→ Objective:
Leave out the pictures and repeat the rest of the material exactly.

Some records:
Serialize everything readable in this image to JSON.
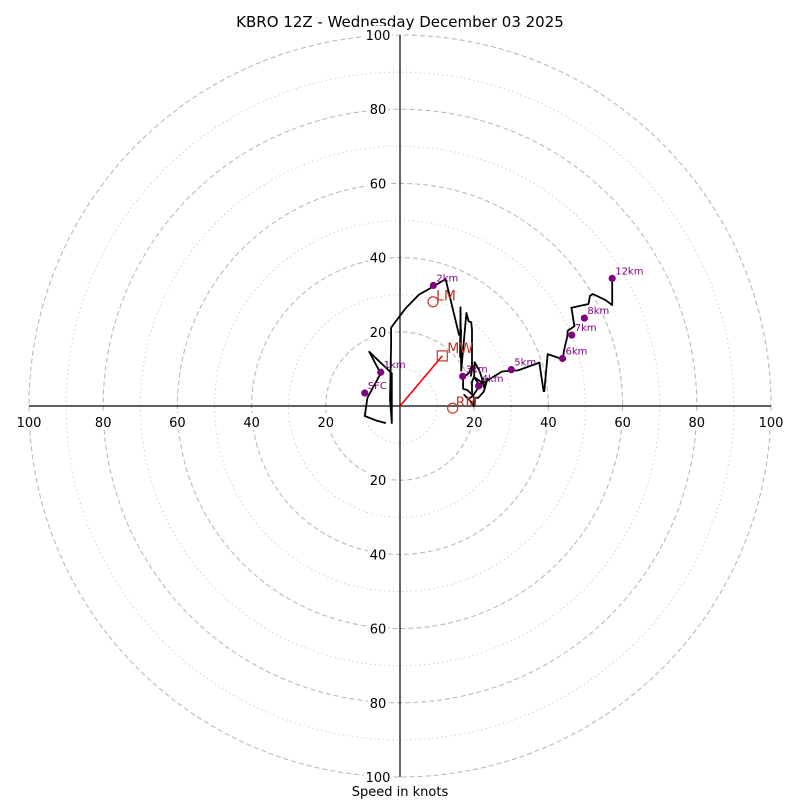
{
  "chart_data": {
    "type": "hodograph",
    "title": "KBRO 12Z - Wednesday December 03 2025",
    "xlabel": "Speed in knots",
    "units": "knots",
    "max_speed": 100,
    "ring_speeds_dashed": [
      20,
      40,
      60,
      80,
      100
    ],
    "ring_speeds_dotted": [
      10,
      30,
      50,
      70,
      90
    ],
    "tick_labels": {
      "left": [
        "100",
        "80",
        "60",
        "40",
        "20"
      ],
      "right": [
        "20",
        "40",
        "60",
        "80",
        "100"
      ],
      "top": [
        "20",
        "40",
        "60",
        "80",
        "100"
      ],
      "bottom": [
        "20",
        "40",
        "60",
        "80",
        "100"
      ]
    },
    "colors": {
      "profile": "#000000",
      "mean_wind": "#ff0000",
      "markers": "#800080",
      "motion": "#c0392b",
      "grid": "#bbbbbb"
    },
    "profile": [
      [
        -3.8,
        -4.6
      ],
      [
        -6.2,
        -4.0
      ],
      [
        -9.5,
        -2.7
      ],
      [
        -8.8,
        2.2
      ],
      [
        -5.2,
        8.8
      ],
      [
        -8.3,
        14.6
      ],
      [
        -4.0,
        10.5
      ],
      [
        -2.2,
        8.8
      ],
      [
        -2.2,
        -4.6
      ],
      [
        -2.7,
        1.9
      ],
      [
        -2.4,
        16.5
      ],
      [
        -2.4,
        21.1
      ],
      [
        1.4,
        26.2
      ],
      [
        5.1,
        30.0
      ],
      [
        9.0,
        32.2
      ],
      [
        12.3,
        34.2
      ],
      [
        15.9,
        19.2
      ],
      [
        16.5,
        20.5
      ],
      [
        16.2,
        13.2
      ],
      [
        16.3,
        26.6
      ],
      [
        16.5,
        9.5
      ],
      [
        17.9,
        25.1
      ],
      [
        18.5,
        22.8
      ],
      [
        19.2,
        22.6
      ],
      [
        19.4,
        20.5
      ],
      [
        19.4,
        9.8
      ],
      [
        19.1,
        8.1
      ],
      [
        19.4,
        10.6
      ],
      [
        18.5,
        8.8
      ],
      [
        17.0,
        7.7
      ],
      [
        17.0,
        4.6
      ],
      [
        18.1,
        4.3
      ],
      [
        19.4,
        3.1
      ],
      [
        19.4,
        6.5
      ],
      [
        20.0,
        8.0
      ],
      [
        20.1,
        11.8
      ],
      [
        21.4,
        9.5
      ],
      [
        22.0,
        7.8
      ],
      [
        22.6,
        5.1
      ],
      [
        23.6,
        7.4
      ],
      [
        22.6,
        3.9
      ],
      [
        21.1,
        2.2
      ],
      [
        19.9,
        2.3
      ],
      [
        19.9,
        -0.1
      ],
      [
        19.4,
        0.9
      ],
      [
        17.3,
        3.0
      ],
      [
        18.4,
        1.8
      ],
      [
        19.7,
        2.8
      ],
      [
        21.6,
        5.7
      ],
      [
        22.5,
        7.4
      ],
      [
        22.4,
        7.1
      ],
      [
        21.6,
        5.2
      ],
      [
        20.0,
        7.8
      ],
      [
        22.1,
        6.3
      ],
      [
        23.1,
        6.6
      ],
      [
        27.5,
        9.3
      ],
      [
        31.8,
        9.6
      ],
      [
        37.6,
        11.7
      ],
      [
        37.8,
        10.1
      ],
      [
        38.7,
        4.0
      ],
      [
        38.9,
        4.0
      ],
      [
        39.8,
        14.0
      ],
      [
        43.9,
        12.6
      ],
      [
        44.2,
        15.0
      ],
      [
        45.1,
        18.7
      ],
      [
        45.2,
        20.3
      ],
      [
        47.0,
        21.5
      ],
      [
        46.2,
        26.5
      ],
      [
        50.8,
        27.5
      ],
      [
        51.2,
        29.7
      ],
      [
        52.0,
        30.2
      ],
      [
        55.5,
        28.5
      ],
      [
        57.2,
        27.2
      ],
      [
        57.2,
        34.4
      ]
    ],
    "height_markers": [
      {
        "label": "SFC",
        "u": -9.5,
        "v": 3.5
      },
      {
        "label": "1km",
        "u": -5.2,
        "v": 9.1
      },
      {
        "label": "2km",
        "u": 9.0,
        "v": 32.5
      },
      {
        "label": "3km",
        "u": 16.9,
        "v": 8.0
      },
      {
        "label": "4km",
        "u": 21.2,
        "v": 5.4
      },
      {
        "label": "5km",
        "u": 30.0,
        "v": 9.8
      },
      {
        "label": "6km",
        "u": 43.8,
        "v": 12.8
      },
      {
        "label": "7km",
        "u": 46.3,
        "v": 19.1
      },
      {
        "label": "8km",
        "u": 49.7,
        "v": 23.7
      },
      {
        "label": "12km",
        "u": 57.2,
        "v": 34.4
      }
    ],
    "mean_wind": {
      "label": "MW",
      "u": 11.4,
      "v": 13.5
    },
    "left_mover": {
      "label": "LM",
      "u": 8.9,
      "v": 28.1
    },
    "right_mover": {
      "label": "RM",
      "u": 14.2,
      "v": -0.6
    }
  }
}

→ Output for this exercise:
Serialize everything readable in this image to JSON.
{
  "chart_data": {
    "type": "hodograph",
    "title": "KBRO 12Z - Wednesday December 03 2025",
    "xlabel": "Speed in knots",
    "units": "knots",
    "max_speed": 100,
    "ring_speeds_dashed": [
      20,
      40,
      60,
      80,
      100
    ],
    "ring_speeds_dotted": [
      10,
      30,
      50,
      70,
      90
    ],
    "tick_labels": {
      "left": [
        "100",
        "80",
        "60",
        "40",
        "20"
      ],
      "right": [
        "20",
        "40",
        "60",
        "80",
        "100"
      ],
      "top": [
        "20",
        "40",
        "60",
        "80",
        "100"
      ],
      "bottom": [
        "20",
        "40",
        "60",
        "80",
        "100"
      ]
    },
    "colors": {
      "profile": "#000000",
      "mean_wind": "#ff0000",
      "markers": "#800080",
      "motion": "#c0392b",
      "grid": "#bbbbbb"
    },
    "profile": [
      [
        -3.8,
        -4.6
      ],
      [
        -6.2,
        -4.0
      ],
      [
        -9.5,
        -2.7
      ],
      [
        -8.8,
        2.2
      ],
      [
        -5.2,
        8.8
      ],
      [
        -8.3,
        14.6
      ],
      [
        -4.0,
        10.5
      ],
      [
        -2.2,
        8.8
      ],
      [
        -2.2,
        -4.6
      ],
      [
        -2.7,
        1.9
      ],
      [
        -2.4,
        16.5
      ],
      [
        -2.4,
        21.1
      ],
      [
        1.4,
        26.2
      ],
      [
        5.1,
        30.0
      ],
      [
        9.0,
        32.2
      ],
      [
        12.3,
        34.2
      ],
      [
        15.9,
        19.2
      ],
      [
        16.5,
        20.5
      ],
      [
        16.2,
        13.2
      ],
      [
        16.3,
        26.6
      ],
      [
        16.5,
        9.5
      ],
      [
        17.9,
        25.1
      ],
      [
        18.5,
        22.8
      ],
      [
        19.2,
        22.6
      ],
      [
        19.4,
        20.5
      ],
      [
        19.4,
        9.8
      ],
      [
        19.1,
        8.1
      ],
      [
        19.4,
        10.6
      ],
      [
        18.5,
        8.8
      ],
      [
        17.0,
        7.7
      ],
      [
        17.0,
        4.6
      ],
      [
        18.1,
        4.3
      ],
      [
        19.4,
        3.1
      ],
      [
        19.4,
        6.5
      ],
      [
        20.0,
        8.0
      ],
      [
        20.1,
        11.8
      ],
      [
        21.4,
        9.5
      ],
      [
        22.0,
        7.8
      ],
      [
        22.6,
        5.1
      ],
      [
        23.6,
        7.4
      ],
      [
        22.6,
        3.9
      ],
      [
        21.1,
        2.2
      ],
      [
        19.9,
        2.3
      ],
      [
        19.9,
        -0.1
      ],
      [
        19.4,
        0.9
      ],
      [
        17.3,
        3.0
      ],
      [
        18.4,
        1.8
      ],
      [
        19.7,
        2.8
      ],
      [
        21.6,
        5.7
      ],
      [
        22.5,
        7.4
      ],
      [
        22.4,
        7.1
      ],
      [
        21.6,
        5.2
      ],
      [
        20.0,
        7.8
      ],
      [
        22.1,
        6.3
      ],
      [
        23.1,
        6.6
      ],
      [
        27.5,
        9.3
      ],
      [
        31.8,
        9.6
      ],
      [
        37.6,
        11.7
      ],
      [
        37.8,
        10.1
      ],
      [
        38.7,
        4.0
      ],
      [
        38.9,
        4.0
      ],
      [
        39.8,
        14.0
      ],
      [
        43.9,
        12.6
      ],
      [
        44.2,
        15.0
      ],
      [
        45.1,
        18.7
      ],
      [
        45.2,
        20.3
      ],
      [
        47.0,
        21.5
      ],
      [
        46.2,
        26.5
      ],
      [
        50.8,
        27.5
      ],
      [
        51.2,
        29.7
      ],
      [
        52.0,
        30.2
      ],
      [
        55.5,
        28.5
      ],
      [
        57.2,
        27.2
      ],
      [
        57.2,
        34.4
      ]
    ],
    "height_markers": [
      {
        "label": "SFC",
        "u": -9.5,
        "v": 3.5
      },
      {
        "label": "1km",
        "u": -5.2,
        "v": 9.1
      },
      {
        "label": "2km",
        "u": 9.0,
        "v": 32.5
      },
      {
        "label": "3km",
        "u": 16.9,
        "v": 8.0
      },
      {
        "label": "4km",
        "u": 21.2,
        "v": 5.4
      },
      {
        "label": "5km",
        "u": 30.0,
        "v": 9.8
      },
      {
        "label": "6km",
        "u": 43.8,
        "v": 12.8
      },
      {
        "label": "7km",
        "u": 46.3,
        "v": 19.1
      },
      {
        "label": "8km",
        "u": 49.7,
        "v": 23.7
      },
      {
        "label": "12km",
        "u": 57.2,
        "v": 34.4
      }
    ],
    "mean_wind": {
      "label": "MW",
      "u": 11.4,
      "v": 13.5
    },
    "left_mover": {
      "label": "LM",
      "u": 8.9,
      "v": 28.1
    },
    "right_mover": {
      "label": "RM",
      "u": 14.2,
      "v": -0.6
    }
  }
}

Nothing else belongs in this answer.